=== Supplied entries ===

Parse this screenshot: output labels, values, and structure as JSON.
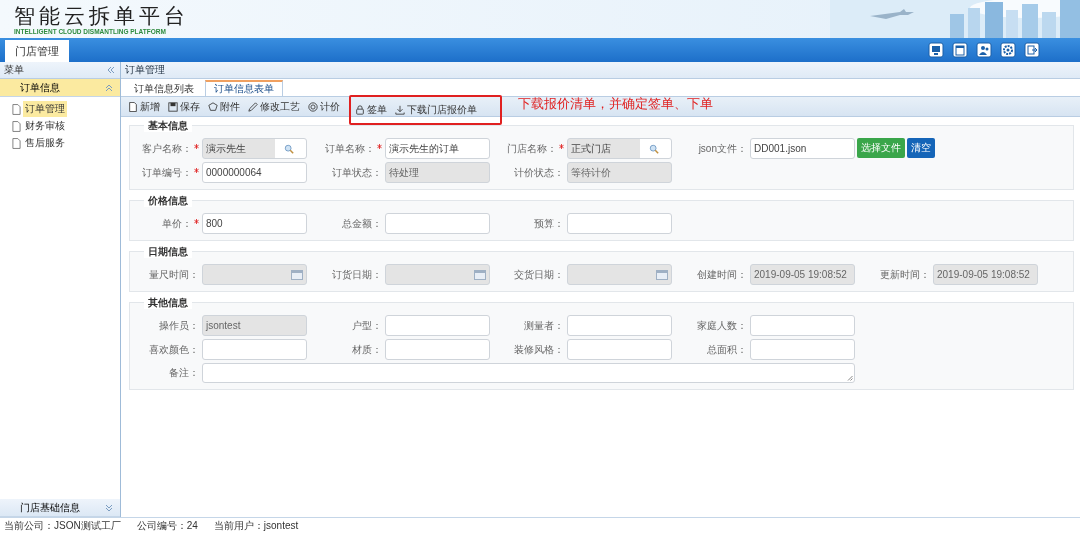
{
  "header": {
    "title": "智能云拆单平台",
    "subtitle": "INTELLIGENT CLOUD DISMANTLING PLATFORM"
  },
  "top_tabs": [
    {
      "label": "门店管理",
      "selected": true
    }
  ],
  "sidebar": {
    "title": "菜单",
    "groups": [
      {
        "label": "订单信息",
        "expanded": true,
        "items": [
          {
            "label": "订单管理",
            "selected": true
          },
          {
            "label": "财务审核",
            "selected": false
          },
          {
            "label": "售后服务",
            "selected": false
          }
        ]
      },
      {
        "label": "门店基础信息",
        "expanded": false
      }
    ]
  },
  "breadcrumb": "订单管理",
  "tabs": [
    {
      "label": "订单信息列表",
      "selected": false
    },
    {
      "label": "订单信息表单",
      "selected": true
    }
  ],
  "toolbar": [
    {
      "label": "新增",
      "kind": "new"
    },
    {
      "label": "保存",
      "kind": "save"
    },
    {
      "label": "附件",
      "kind": "attach"
    },
    {
      "label": "修改工艺",
      "kind": "edit"
    },
    {
      "label": "计价",
      "kind": "price"
    },
    {
      "label": "签单",
      "kind": "sign"
    },
    {
      "label": "下载门店报价单",
      "kind": "download"
    }
  ],
  "annotation": {
    "text": "下载报价清单，并确定签单、下单"
  },
  "sections": [
    {
      "title": "基本信息",
      "rows": [
        [
          {
            "label": "客户名称：",
            "required": true,
            "kind": "lookup",
            "value": "演示先生"
          },
          {
            "label": "订单名称：",
            "required": true,
            "kind": "text",
            "value": "演示先生的订单"
          },
          {
            "label": "门店名称：",
            "required": true,
            "kind": "lookup",
            "value": "正式门店"
          },
          {
            "label": "json文件：",
            "required": false,
            "kind": "file",
            "value": "DD001.json",
            "buttons": [
              "选择文件",
              "清空"
            ]
          }
        ],
        [
          {
            "label": "订单编号：",
            "required": true,
            "kind": "text",
            "value": "0000000064"
          },
          {
            "label": "订单状态：",
            "required": false,
            "kind": "readonly",
            "value": "待处理"
          },
          {
            "label": "计价状态：",
            "required": false,
            "kind": "readonly",
            "value": "等待计价"
          }
        ]
      ]
    },
    {
      "title": "价格信息",
      "rows": [
        [
          {
            "label": "单价：",
            "required": true,
            "kind": "text",
            "value": "800"
          },
          {
            "label": "总金额：",
            "required": false,
            "kind": "text"
          },
          {
            "label": "预算：",
            "required": false,
            "kind": "text"
          }
        ]
      ]
    },
    {
      "title": "日期信息",
      "rows": [
        [
          {
            "label": "量尺时间：",
            "required": false,
            "kind": "date"
          },
          {
            "label": "订货日期：",
            "required": false,
            "kind": "date"
          },
          {
            "label": "交货日期：",
            "required": false,
            "kind": "date"
          },
          {
            "label": "创建时间：",
            "required": false,
            "kind": "readonly",
            "value": "2019-09-05 19:08:52"
          },
          {
            "label": "更新时间：",
            "required": false,
            "kind": "readonly",
            "value": "2019-09-05 19:08:52"
          }
        ]
      ]
    },
    {
      "title": "其他信息",
      "rows": [
        [
          {
            "label": "操作员：",
            "required": false,
            "kind": "readonly",
            "value": "jsontest"
          },
          {
            "label": "户型：",
            "required": false,
            "kind": "text"
          },
          {
            "label": "测量者：",
            "required": false,
            "kind": "text"
          },
          {
            "label": "家庭人数：",
            "required": false,
            "kind": "text"
          }
        ],
        [
          {
            "label": "喜欢颜色：",
            "required": false,
            "kind": "text"
          },
          {
            "label": "材质：",
            "required": false,
            "kind": "text"
          },
          {
            "label": "装修风格：",
            "required": false,
            "kind": "text"
          },
          {
            "label": "总面积：",
            "required": false,
            "kind": "text"
          }
        ],
        [
          {
            "label": "备注：",
            "required": false,
            "kind": "textarea"
          }
        ]
      ]
    }
  ],
  "status_bar": [
    "当前公司：JSON测试工厂",
    "公司编号：24",
    "当前用户：jsontest"
  ]
}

=== Exercise goal ===
Omit the pictures, and quote the material above exactly as given.

=== Result ===
Parse this screenshot: output labels, values, and structure as JSON.
{
  "header": {
    "title": "智能云拆单平台",
    "subtitle": "INTELLIGENT CLOUD DISMANTLING PLATFORM"
  },
  "top_tabs": [
    {
      "label": "门店管理",
      "selected": true
    }
  ],
  "sidebar": {
    "title": "菜单",
    "groups": [
      {
        "label": "订单信息",
        "expanded": true,
        "items": [
          {
            "label": "订单管理",
            "selected": true
          },
          {
            "label": "财务审核",
            "selected": false
          },
          {
            "label": "售后服务",
            "selected": false
          }
        ]
      },
      {
        "label": "门店基础信息",
        "expanded": false
      }
    ]
  },
  "breadcrumb": "订单管理",
  "tabs": [
    {
      "label": "订单信息列表",
      "selected": false
    },
    {
      "label": "订单信息表单",
      "selected": true
    }
  ],
  "toolbar": [
    {
      "label": "新增",
      "kind": "new"
    },
    {
      "label": "保存",
      "kind": "save"
    },
    {
      "label": "附件",
      "kind": "attach"
    },
    {
      "label": "修改工艺",
      "kind": "edit"
    },
    {
      "label": "计价",
      "kind": "price"
    },
    {
      "label": "签单",
      "kind": "sign"
    },
    {
      "label": "下载门店报价单",
      "kind": "download"
    }
  ],
  "annotation": {
    "text": "下载报价清单，并确定签单、下单"
  },
  "sections": [
    {
      "title": "基本信息",
      "rows": [
        [
          {
            "label": "客户名称：",
            "required": true,
            "kind": "lookup",
            "value": "演示先生"
          },
          {
            "label": "订单名称：",
            "required": true,
            "kind": "text",
            "value": "演示先生的订单"
          },
          {
            "label": "门店名称：",
            "required": true,
            "kind": "lookup",
            "value": "正式门店"
          },
          {
            "label": "json文件：",
            "required": false,
            "kind": "file",
            "value": "DD001.json",
            "buttons": [
              "选择文件",
              "清空"
            ]
          }
        ],
        [
          {
            "label": "订单编号：",
            "required": true,
            "kind": "text",
            "value": "0000000064"
          },
          {
            "label": "订单状态：",
            "required": false,
            "kind": "readonly",
            "value": "待处理"
          },
          {
            "label": "计价状态：",
            "required": false,
            "kind": "readonly",
            "value": "等待计价"
          }
        ]
      ]
    },
    {
      "title": "价格信息",
      "rows": [
        [
          {
            "label": "单价：",
            "required": true,
            "kind": "text",
            "value": "800"
          },
          {
            "label": "总金额：",
            "required": false,
            "kind": "text"
          },
          {
            "label": "预算：",
            "required": false,
            "kind": "text"
          }
        ]
      ]
    },
    {
      "title": "日期信息",
      "rows": [
        [
          {
            "label": "量尺时间：",
            "required": false,
            "kind": "date"
          },
          {
            "label": "订货日期：",
            "required": false,
            "kind": "date"
          },
          {
            "label": "交货日期：",
            "required": false,
            "kind": "date"
          },
          {
            "label": "创建时间：",
            "required": false,
            "kind": "readonly",
            "value": "2019-09-05 19:08:52"
          },
          {
            "label": "更新时间：",
            "required": false,
            "kind": "readonly",
            "value": "2019-09-05 19:08:52"
          }
        ]
      ]
    },
    {
      "title": "其他信息",
      "rows": [
        [
          {
            "label": "操作员：",
            "required": false,
            "kind": "readonly",
            "value": "jsontest"
          },
          {
            "label": "户型：",
            "required": false,
            "kind": "text"
          },
          {
            "label": "测量者：",
            "required": false,
            "kind": "text"
          },
          {
            "label": "家庭人数：",
            "required": false,
            "kind": "text"
          }
        ],
        [
          {
            "label": "喜欢颜色：",
            "required": false,
            "kind": "text"
          },
          {
            "label": "材质：",
            "required": false,
            "kind": "text"
          },
          {
            "label": "装修风格：",
            "required": false,
            "kind": "text"
          },
          {
            "label": "总面积：",
            "required": false,
            "kind": "text"
          }
        ],
        [
          {
            "label": "备注：",
            "required": false,
            "kind": "textarea"
          }
        ]
      ]
    }
  ],
  "status_bar": [
    "当前公司：JSON测试工厂",
    "公司编号：24",
    "当前用户：jsontest"
  ]
}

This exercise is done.